#### [Requirements]
A faithful transcription of all the data is required.
[Start]
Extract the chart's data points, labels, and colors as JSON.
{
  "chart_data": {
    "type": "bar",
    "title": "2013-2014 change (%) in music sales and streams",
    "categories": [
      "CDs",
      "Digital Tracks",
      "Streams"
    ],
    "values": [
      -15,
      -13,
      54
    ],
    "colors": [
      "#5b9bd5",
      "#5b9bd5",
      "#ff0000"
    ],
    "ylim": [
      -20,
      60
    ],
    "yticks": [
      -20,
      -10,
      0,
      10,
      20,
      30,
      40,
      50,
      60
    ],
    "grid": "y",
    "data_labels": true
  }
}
[End]
#### [In response]
Extract the chart's data points, labels, and colors as JSON.
{
  "chart_data": {
    "type": "bar",
    "title": "2013-2014 change (%) in music sales and streams",
    "categories": [
      "CDs",
      "Digital Tracks",
      "Streams"
    ],
    "values": [
      -15,
      -13,
      54
    ],
    "colors": [
      "#5b9bd5",
      "#5b9bd5",
      "#ff0000"
    ],
    "ylim": [
      -20,
      60
    ],
    "yticks": [
      -20,
      -10,
      0,
      10,
      20,
      30,
      40,
      50,
      60
    ],
    "grid": "y",
    "data_labels": true
  }
}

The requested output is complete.